— START OF Excerpt provided —

ISTANBUL — Zebulon Simentov looked tired but relieved as he exited the customs and baggage claim area of Istanbul’s new airport on the shores of the Black Sea Sunday morning.
It had been quite a trip from his home in Kabul, where he became a minor celebrity to the international media as the last surviving Jew in Afghanistan. He was a colorful symbol of a community whose history stretches back at least 1,500 years.
Though it was reported in early September that Simentov had finally left the country after the Taliban’s latest takeover, the details of how and where he had gone remained a closely guarded secret. The Associated Press reported on Sunday that he had been smuggled over land through to Pakistan and spent the past month in an Islamabad safehouse. But, like thousands of other Afghan refugees, he could not stay.
“We had to get him out because he did not have any legal status there,” said Rabbi Mendy Chitrik, the chief Ashkenazi rabbi of Turkey and director of the Alliance of Rabbis in Islamic States, who met him at the Istanbul airport. “The Turkish government has been very helpful in giving him a visa and securing his route to freedom.”
Simentov has previously expressed his interest in moving to Queens, New York, where he has some family. His two daughters and his ex-wife — who he has finally granted a Jewish writ of divorce after two decades of refusals — live in Israel.
Moti Kahana, an Israeli-American businessman who bankrolled Simentov’s operation, said he is working with Senate Majority Leader Chuck Schumer, a New York Democrat, to get Simentov permission to settle in the U.S.I met Simentov when he exited the airport and tagged along to Chitrik’s home for a quick lunch before he headed off to his hotel. Depleted from the journey, Simentov, who is 62 and only speaks Dari, had little to say during the car ride, but he perked up later over the kosher food and the opportunity to put on tefillin for daily prayers.
A stiff-necked Jew
Born in Afghanistan’s Herat province in 1959, Simentov had long refused to leave his homeland, even after he was imprisoned during the Taliban’s first stint in power in the 1990s.
An eccentric character, he lived in Kabul’s last remaining synagogue. For a time, Simentov shared the building with the only other native Jew remaining in the country, Ishaq Levin; they had a famously frosty relationship up until Levin’s death in 2005.
The Taliban’s resurgence in August didn’t frighten Simentov, he said during the car ride on Sunday. He has said in prior interviews that he was more worried about the groups in conflict with the Taliban, including the terrorists known as ISIS-K.
He even waffled about leaving as the U.S. military’s departure grew imminent. In an interview with Arab News, Simentov had originally declared that he would leave after the High Holidays in September, but when the time came, he refused to board a plane arranged by Kahana and Rabbi Moshe Margaretten, a Satmar philanthropist. The plane was instead used to rescue the Afghan women’s soccer team.
Kahana has a history of rescuing Jews — and others — from danger, including bringing the last Jew of Aleppo out of war-torn Syria in 2015. He had tried — and failed — to get the Israeli-American journalist Steven Sotloff out of Syria before Sotloff was murdered in 2014, and worried the same fate might befall Simentov.

— END OF Excerpt provided —
— START OF Excerpted records —

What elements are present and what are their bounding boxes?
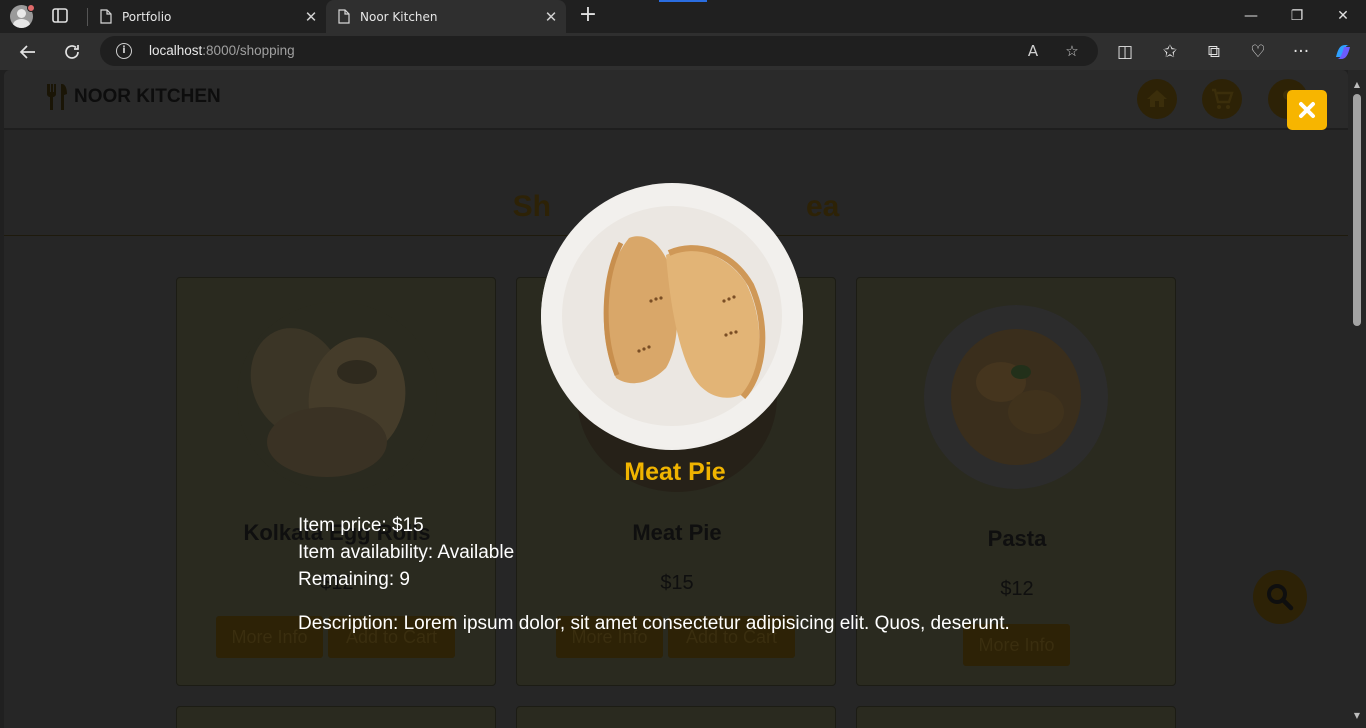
item-remaining-text: Remaining: 9 [298, 569, 410, 590]
cart-icon [1212, 88, 1234, 109]
scroll-down-icon[interactable]: ▼ [1352, 711, 1362, 720]
profile-notification-dot [27, 4, 35, 12]
scrollbar-thumb[interactable] [1353, 94, 1361, 326]
back-arrow-icon [19, 45, 35, 59]
card-title: Pasta [987, 526, 1047, 551]
browser-essentials-icon[interactable]: ♡ [1244, 38, 1272, 66]
favorites-icon[interactable]: ✩ [1156, 38, 1184, 66]
search-icon [1267, 584, 1294, 611]
more-menu-icon[interactable]: ··· [1287, 38, 1315, 66]
close-icon [1299, 102, 1315, 118]
tab-noor-kitchen[interactable]: Noor Kitchen ✕ [326, 0, 566, 33]
modal-details: Item price: $15 Item availability: Avail… [298, 512, 514, 593]
split-screen-icon[interactable]: ◫ [1111, 38, 1139, 66]
product-card [176, 706, 496, 728]
cart-button[interactable] [1202, 79, 1242, 119]
item-price-text: Item price: $15 [298, 515, 424, 536]
product-card [516, 706, 836, 728]
scroll-up-icon[interactable]: ▲ [1352, 80, 1362, 89]
modal-title: Meat Pie [624, 458, 726, 486]
copilot-icon[interactable] [1329, 38, 1357, 66]
search-button[interactable] [1253, 570, 1307, 624]
site-header: NOOR KITCHEN [4, 70, 1348, 130]
tab-label: Noor Kitchen [360, 9, 438, 24]
item-description-text: Description: Lorem ipsum dolor, sit amet… [298, 613, 1010, 634]
page-scrollbar[interactable]: ▲ ▼ [1348, 70, 1366, 728]
address-bar[interactable]: i localhost:8000/shopping A ☆ [100, 36, 1098, 66]
modal-close-button[interactable] [1287, 90, 1327, 130]
meat-pie-image [541, 183, 803, 450]
close-window-button[interactable]: ✕ [1320, 0, 1366, 33]
minimize-button[interactable]: — [1228, 0, 1274, 33]
tab-actions-icon[interactable] [50, 7, 70, 25]
url-text: localhost:8000/shopping [149, 43, 295, 58]
site-logo[interactable]: NOOR KITCHEN [44, 82, 221, 112]
pasta-image [924, 305, 1108, 489]
tab-portfolio[interactable]: Portfolio ✕ [88, 0, 326, 33]
home-button[interactable] [1137, 79, 1177, 119]
reload-icon [65, 45, 79, 59]
logo-text: NOOR KITCHEN [74, 86, 221, 107]
browser-toolbar: i localhost:8000/shopping A ☆ ◫ ✩ ⧉ ♡ ··… [0, 33, 1366, 70]
fork-knife-icon [47, 84, 67, 110]
new-tab-button[interactable]: + [576, 4, 600, 28]
read-aloud-icon[interactable]: A [1023, 41, 1043, 61]
document-icon [100, 9, 112, 24]
document-icon [338, 9, 350, 24]
browser-tab-strip: Portfolio ✕ Noor Kitchen ✕ + — ❐ ✕ [0, 0, 1366, 33]
loading-indicator [659, 0, 707, 2]
product-card [856, 706, 1176, 728]
home-icon [1147, 90, 1167, 107]
tab-close-icon[interactable]: ✕ [536, 8, 566, 26]
card-title: Meat Pie [632, 520, 722, 545]
site-info-icon[interactable]: i [116, 43, 132, 59]
tab-label: Portfolio [122, 9, 172, 24]
egg-rolls-image [237, 302, 437, 492]
reload-button[interactable] [58, 38, 86, 66]
back-button[interactable] [14, 38, 42, 66]
restore-button[interactable]: ❐ [1274, 0, 1320, 33]
card-price: $15 [660, 572, 694, 594]
card-price: $12 [1000, 578, 1034, 600]
tab-close-icon[interactable]: ✕ [296, 8, 326, 26]
collections-icon[interactable]: ⧉ [1200, 38, 1228, 66]
favorite-star-icon[interactable]: ☆ [1062, 41, 1082, 61]
item-availability-text: Item availability: Available [298, 542, 515, 563]
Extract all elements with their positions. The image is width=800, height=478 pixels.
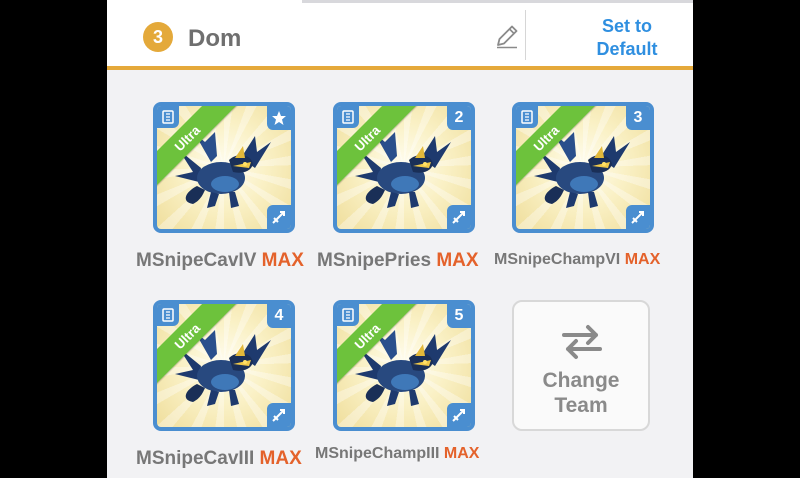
dragon-name: MSnipeChampIII [315, 445, 440, 462]
dragon-card-3[interactable]: Ultra 3 [512, 102, 654, 233]
change-team-line2: Team [554, 394, 608, 417]
set-default-line2: Default [596, 39, 658, 59]
slot-number-badge: 3 [626, 106, 650, 130]
book-icon [157, 106, 179, 128]
sniper-class-icon [267, 403, 291, 427]
pencil-icon[interactable] [493, 22, 521, 50]
dragon-label-5: MSnipeChampIII MAX [315, 445, 479, 463]
dragon-name: MSnipeCavIV [136, 250, 257, 271]
sniper-class-icon [626, 205, 650, 229]
dragon-level: MAX [259, 448, 302, 469]
header-divider [525, 10, 526, 60]
leader-star-icon [267, 106, 291, 130]
dragon-level: MAX [443, 445, 480, 462]
dragon-card-2[interactable]: Ultra 2 [333, 102, 475, 233]
dragon-name: MSnipeChampVI [494, 251, 621, 268]
header-top-line [302, 0, 693, 3]
book-icon [337, 106, 359, 128]
set-default-line1: Set to [601, 16, 652, 36]
dragon-label-4: MSnipeCavIII MAX [136, 448, 302, 470]
dragon-card-5[interactable]: Ultra 5 [333, 300, 475, 431]
dragon-label-1: MSnipeCavIV MAX [136, 250, 304, 272]
slot-number-badge: 4 [267, 304, 291, 328]
dragon-name: MSnipePries [317, 250, 432, 271]
book-icon [516, 106, 538, 128]
change-team-button[interactable]: Change Team [512, 300, 650, 431]
sniper-class-icon [267, 205, 291, 229]
dragon-level: MAX [624, 251, 661, 268]
dragon-level: MAX [436, 250, 479, 271]
sniper-class-icon [447, 403, 471, 427]
dragon-level: MAX [261, 250, 304, 271]
dragon-card-1[interactable]: Ultra [153, 102, 295, 233]
swap-arrows-icon [562, 325, 602, 359]
change-team-line1: Change [542, 369, 620, 392]
set-to-default-button[interactable]: Set to Default [567, 15, 687, 61]
sniper-class-icon [447, 205, 471, 229]
team-header: 3 Dom Set to Default [107, 0, 693, 66]
book-icon [157, 304, 179, 326]
header-rule [107, 66, 693, 70]
slot-number-badge: 5 [447, 304, 471, 328]
team-name: Dom [188, 25, 242, 52]
dragon-label-3: MSnipeChampVI MAX [494, 251, 660, 269]
dragon-name: MSnipeCavIII [136, 448, 255, 469]
book-icon [337, 304, 359, 326]
team-panel: 3 Dom Set to Default Ultra MSnipeCavIV M… [107, 0, 693, 478]
dragon-label-2: MSnipePries MAX [317, 250, 479, 272]
team-number-badge: 3 [143, 22, 173, 52]
dragon-card-4[interactable]: Ultra 4 [153, 300, 295, 431]
slot-number-badge: 2 [447, 106, 471, 130]
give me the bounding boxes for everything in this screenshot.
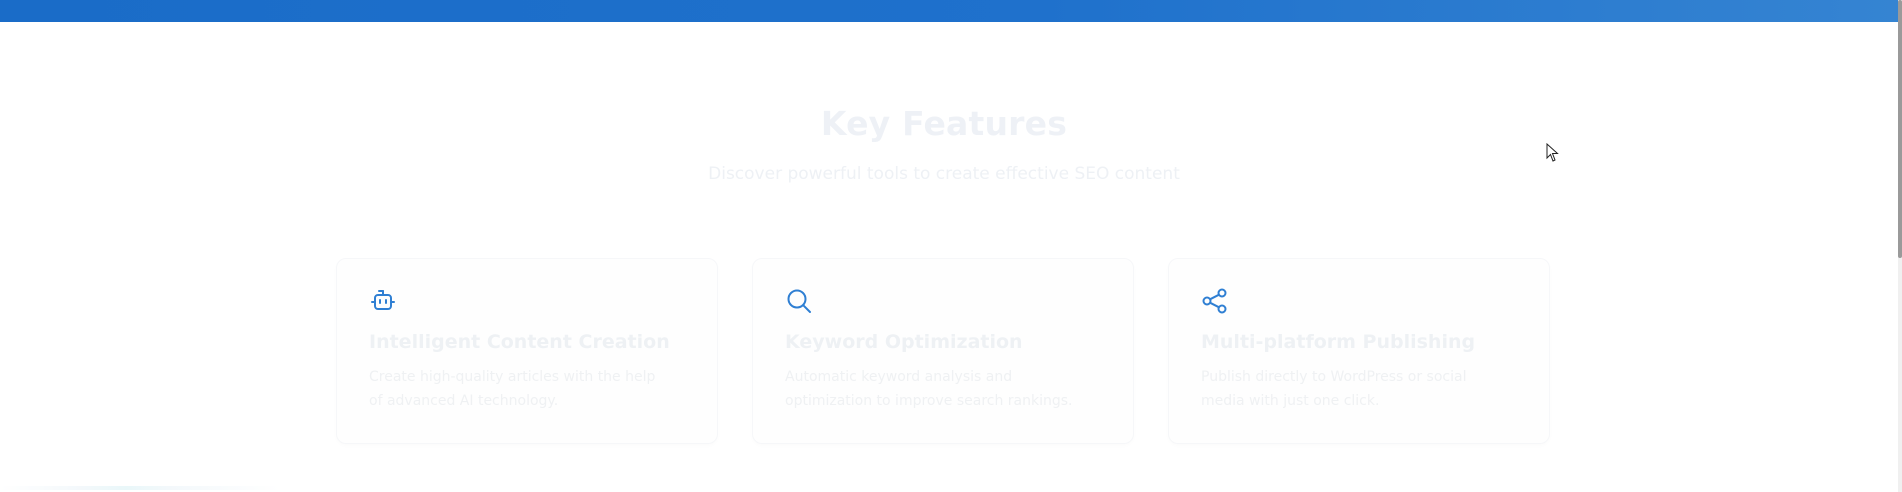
features-section: Key Features Discover powerful tools to … [0,22,1898,492]
feature-card-description: Automatic keyword analysis and optimizat… [785,369,1073,409]
next-section-hint [0,486,280,490]
feature-card-description: Publish directly to WordPress or social … [1201,369,1467,409]
top-accent-bar [0,0,1898,22]
feature-card-keyword-optimization[interactable]: Keyword Optimization Automatic keyword a… [752,258,1134,444]
feature-card-title: Intelligent Content Creation [369,331,670,353]
feature-card-content-creation[interactable]: Intelligent Content Creation Create high… [336,258,718,444]
section-title: Key Features [820,104,1068,143]
scrollbar-thumb[interactable] [1898,0,1902,258]
robot-icon [371,290,395,310]
feature-card-title: Multi-platform Publishing [1201,331,1476,353]
page-scrollbar[interactable] [1898,0,1902,492]
search-icon [787,289,811,313]
section-subtitle: Discover powerful tools to create effect… [708,164,1180,184]
mouse-cursor-icon [1546,143,1559,162]
feature-card-multi-platform-publishing[interactable]: Multi-platform Publishing Publish direct… [1168,258,1550,444]
feature-card-title: Keyword Optimization [785,331,1023,353]
feature-card-description: Create high-quality articles with the he… [369,369,656,409]
share-icon [1202,288,1227,314]
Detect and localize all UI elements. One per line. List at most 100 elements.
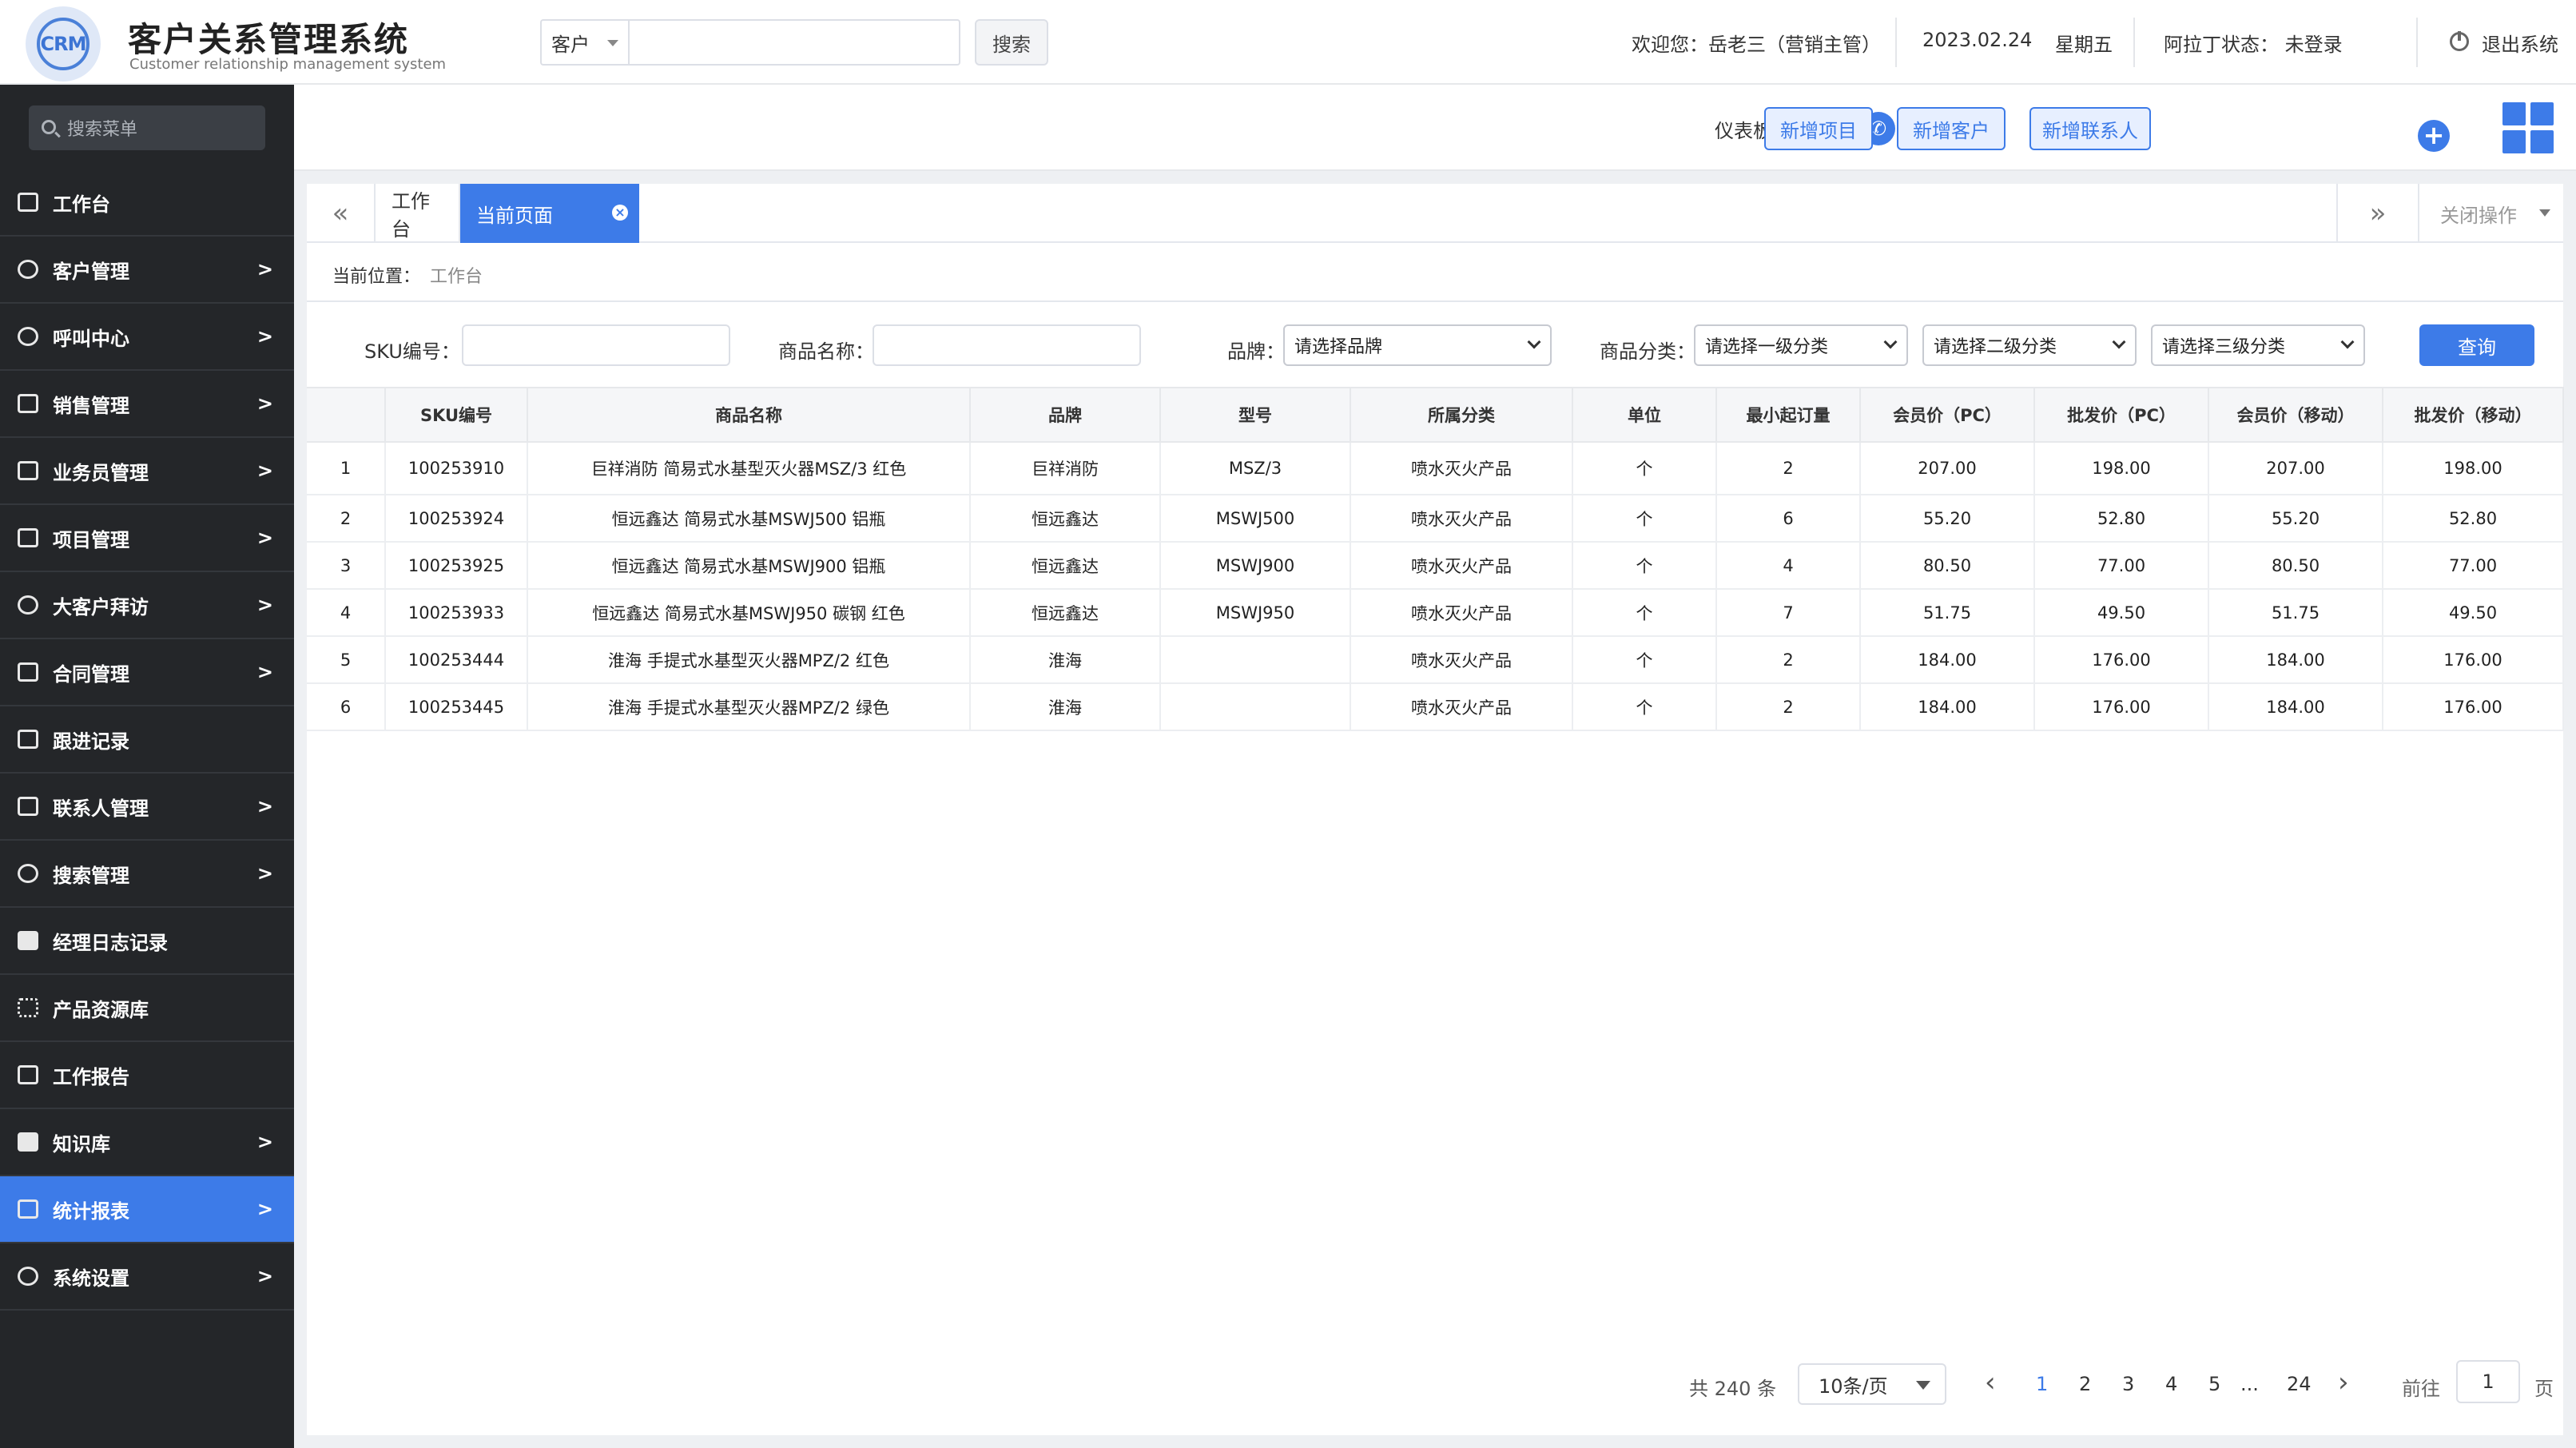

— END OF Excerpted records —

_Tasks and exercises_:
A. Retype the Simentov article between "Kahana has a" and "might befall Simentov.", inclusive.
B. In the Simentov article, what was the plane that Simentov refused to board used for instead?
C. Give what follows the last sentence of the Simentov article.

_Task-by-task outputs_:
A.
Kahana has a history of rescuing Jews — and others — from danger, including bringing the last Jew of Aleppo out of war-torn Syria in 2015. He had tried — and failed — to get the Israeli-American journalist Steven Sotloff out of Syria before Sotloff was murdered in 2014, and worried the same fate might befall Simentov.

B. It was used to rescue the Afghan women's soccer team.

C.
“I told him, either they will kidnap you to sell you to the Jews, or they will kidnap you to kill you to sell the media attention of killing the Jew,” Kahana said in an interview Sunday. “So my advice was to get out.”
Simentov relented — with one condition: rescue his neighbors as well.
And so Kahana arranged transport not just for Simentov, but also for 30 other Afghans, including many children.
Rabbi Chitrik had a condition of his own before agreeing to help bring him to Turkey: Simentov would have to grant his estranged wife the get, or Jewish divorce decree, she had long requested, to free her from the status of an agunah, or “chained woman,” which prevented her from remarrying under Jewish law.
Simentov agreed after more than 20 years of refusal, and the ceremony was performed over Zoom by the rabbinic court of Sydney, Australia.
The road to Istanbul
On his way to Turkey, Simentov was joined by Archbishop Robert Gosselin of the Continuing Evangelical Episcopal Communion Church.
Gosselin, a Florida native, is a longtime associate of Kahana’s and a former United States Marine who has worked on several evacuation operations in Afghanistan and elsewhere. Gosselin said it was clear Simentov was being hunted during his weeks in hiding.
“Where we were, there were groups of Muslim taxi drivers, who had Zebulon’s description and were searching for him,” Gosselin said. “We had him hidden, they did not know where he was, but when a Muslim got in the taxi they would ask if they knew where he was, to…”
Gosselin finished the sentence by sliding his finger across his neck in a throat-slitting motion.
“You’ve got the Taliban operating all over, you’ve got ISIS doing the same thing — I don’t know which group it was,” Gosselin continued. “They were very clear about their intentions.”Simentov remained rather blasé about the danger he had faced, and appeared to be having a good day in Istanbul.
From the airport, he was brought to Rabbi Chitrik’s home, where he enjoyed a plate of kosher cheeses, after weeks of eating mostly vegetables while in the safehouse.
Simentov was excited when Rabbi Chitrik offered him the chance to wrap tefillin and recite the daily prayers. He commented that the leather straps of the tefillin were a little stiff, and suggested they could be softened with chicken fat, and was even more excited to hear that there were several kosher butchers in town where they might get some.
No longer is he the only Jew in the land.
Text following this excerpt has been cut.